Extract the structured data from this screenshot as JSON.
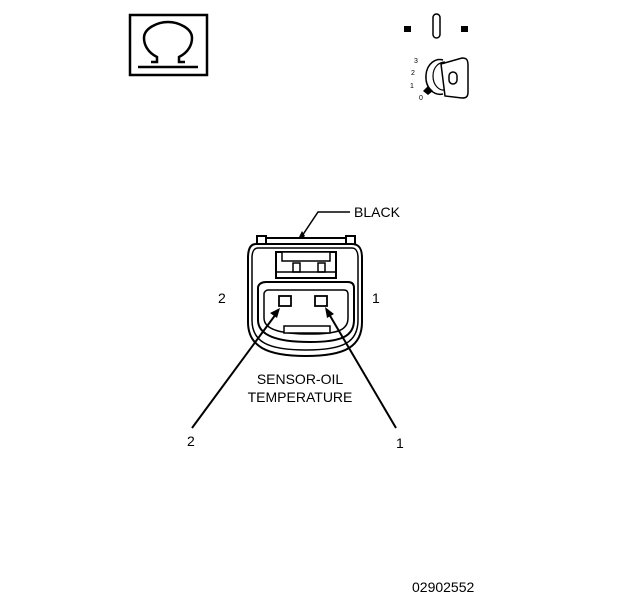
{
  "ohmmeter": {
    "symbol": "Ω"
  },
  "ignition_switch": {
    "positions": [
      "3",
      "2",
      "1",
      "0"
    ]
  },
  "connector": {
    "color_label": "BLACK",
    "name_line1": "SENSOR-OIL",
    "name_line2": "TEMPERATURE",
    "pin_left_face": "2",
    "pin_right_face": "1",
    "probe_left": "2",
    "probe_right": "1"
  },
  "figure_number": "02902552",
  "colors": {
    "line": "#000000",
    "background": "#ffffff"
  }
}
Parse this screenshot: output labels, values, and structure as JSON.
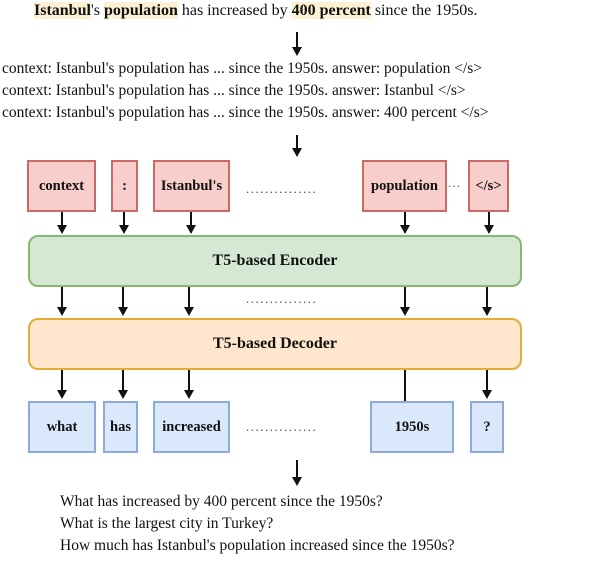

════════════════

Extract all the data above exactly, excluding every picture.

Extract the structured data from this screenshot as JSON.
{
  "ohmmeter": {
    "symbol": "Ω"
  },
  "ignition_switch": {
    "positions": [
      "3",
      "2",
      "1",
      "0"
    ]
  },
  "connector": {
    "color_label": "BLACK",
    "name_line1": "SENSOR-OIL",
    "name_line2": "TEMPERATURE",
    "pin_left_face": "2",
    "pin_right_face": "1",
    "probe_left": "2",
    "probe_right": "1"
  },
  "figure_number": "02902552",
  "colors": {
    "line": "#000000",
    "background": "#ffffff"
  }
}
Parse this screenshot: output labels, values, and structure as JSON.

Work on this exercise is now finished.